- **WHAT NEEDS TO BE DONE**
Each record below must be returned exactly as shown.

_ _ _ _ _ _ _

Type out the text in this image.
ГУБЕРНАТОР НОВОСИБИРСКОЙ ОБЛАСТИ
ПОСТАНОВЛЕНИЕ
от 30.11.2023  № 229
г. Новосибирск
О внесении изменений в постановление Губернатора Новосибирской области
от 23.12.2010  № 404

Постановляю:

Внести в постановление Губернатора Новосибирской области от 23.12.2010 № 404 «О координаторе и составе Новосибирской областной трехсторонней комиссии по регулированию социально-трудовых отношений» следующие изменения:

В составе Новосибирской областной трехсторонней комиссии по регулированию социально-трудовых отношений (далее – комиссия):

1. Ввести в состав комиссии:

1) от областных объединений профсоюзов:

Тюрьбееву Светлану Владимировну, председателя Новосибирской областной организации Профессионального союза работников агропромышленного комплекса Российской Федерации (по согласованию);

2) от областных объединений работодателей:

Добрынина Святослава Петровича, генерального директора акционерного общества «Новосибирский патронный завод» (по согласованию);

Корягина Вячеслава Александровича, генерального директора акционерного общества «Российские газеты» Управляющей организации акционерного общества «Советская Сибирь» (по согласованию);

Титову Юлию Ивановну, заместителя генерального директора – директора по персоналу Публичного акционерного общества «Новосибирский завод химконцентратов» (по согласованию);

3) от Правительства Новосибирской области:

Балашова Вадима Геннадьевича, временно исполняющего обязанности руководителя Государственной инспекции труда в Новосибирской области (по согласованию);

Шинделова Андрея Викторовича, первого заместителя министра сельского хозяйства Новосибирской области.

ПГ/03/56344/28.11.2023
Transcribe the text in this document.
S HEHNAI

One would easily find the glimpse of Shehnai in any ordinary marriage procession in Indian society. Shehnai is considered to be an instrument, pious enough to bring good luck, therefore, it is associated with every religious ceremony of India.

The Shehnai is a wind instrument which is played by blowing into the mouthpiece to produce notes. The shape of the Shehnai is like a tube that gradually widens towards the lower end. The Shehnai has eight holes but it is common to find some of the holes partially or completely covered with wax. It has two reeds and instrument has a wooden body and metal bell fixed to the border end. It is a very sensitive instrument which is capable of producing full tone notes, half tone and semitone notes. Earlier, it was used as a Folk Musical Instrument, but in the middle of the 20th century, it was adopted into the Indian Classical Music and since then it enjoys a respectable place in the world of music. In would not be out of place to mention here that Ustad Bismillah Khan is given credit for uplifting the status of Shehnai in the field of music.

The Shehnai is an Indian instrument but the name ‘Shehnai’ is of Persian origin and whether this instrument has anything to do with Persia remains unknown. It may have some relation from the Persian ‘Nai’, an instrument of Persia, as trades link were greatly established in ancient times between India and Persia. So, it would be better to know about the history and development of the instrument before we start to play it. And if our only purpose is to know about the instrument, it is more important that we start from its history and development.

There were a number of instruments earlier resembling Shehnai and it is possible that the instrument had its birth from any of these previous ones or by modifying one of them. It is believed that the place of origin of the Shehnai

_ _ _ _ _ _ _

- **OUTPUT OF THE TASK**
Type out the text in this image.
ГУБЕРНАТОР НОВОСИБИРСКОЙ ОБЛАСТИ
ПОСТАНОВЛЕНИЕ
от 30.11.2023  № 229
г. Новосибирск
О внесении изменений в постановление Губернатора Новосибирской области
от 23.12.2010  № 404

Постановляю:

Внести в постановление Губернатора Новосибирской области от 23.12.2010 № 404 «О координаторе и составе Новосибирской областной трехсторонней комиссии по регулированию социально-трудовых отношений» следующие изменения:

В составе Новосибирской областной трехсторонней комиссии по регулированию социально-трудовых отношений (далее – комиссия):

1. Ввести в состав комиссии:

1) от областных объединений профсоюзов:

Тюрьбееву Светлану Владимировну, председателя Новосибирской областной организации Профессионального союза работников агропромышленного комплекса Российской Федерации (по согласованию);

2) от областных объединений работодателей:

Добрынина Святослава Петровича, генерального директора акционерного общества «Новосибирский патронный завод» (по согласованию);

Корягина Вячеслава Александровича, генерального директора акционерного общества «Российские газеты» Управляющей организации акционерного общества «Советская Сибирь» (по согласованию);

Титову Юлию Ивановну, заместителя генерального директора – директора по персоналу Публичного акционерного общества «Новосибирский завод химконцентратов» (по согласованию);

3) от Правительства Новосибирской области:

Балашова Вадима Геннадьевича, временно исполняющего обязанности руководителя Государственной инспекции труда в Новосибирской области (по согласованию);

Шинделова Андрея Викторовича, первого заместителя министра сельского хозяйства Новосибирской области.

ПГ/03/56344/28.11.2023
Transcribe the text in this document.
S HEHNAI

One would easily find the glimpse of Shehnai in any ordinary marriage procession in Indian society. Shehnai is considered to be an instrument, pious enough to bring good luck, therefore, it is associated with every religious ceremony of India.

The Shehnai is a wind instrument which is played by blowing into the mouthpiece to produce notes. The shape of the Shehnai is like a tube that gradually widens towards the lower end. The Shehnai has eight holes but it is common to find some of the holes partially or completely covered with wax. It has two reeds and instrument has a wooden body and metal bell fixed to the border end. It is a very sensitive instrument which is capable of producing full tone notes, half tone and semitone notes. Earlier, it was used as a Folk Musical Instrument, but in the middle of the 20th century, it was adopted into the Indian Classical Music and since then it enjoys a respectable place in the world of music. In would not be out of place to mention here that Ustad Bismillah Khan is given credit for uplifting the status of Shehnai in the field of music.

The Shehnai is an Indian instrument but the name ‘Shehnai’ is of Persian origin and whether this instrument has anything to do with Persia remains unknown. It may have some relation from the Persian ‘Nai’, an instrument of Persia, as trades link were greatly established in ancient times between India and Persia. So, it would be better to know about the history and development of the instrument before we start to play it. And if our only purpose is to know about the instrument, it is more important that we start from its history and development.

There were a number of instruments earlier resembling Shehnai and it is possible that the instrument had its birth from any of these previous ones or by modifying one of them. It is believed that the place of origin of the Shehnai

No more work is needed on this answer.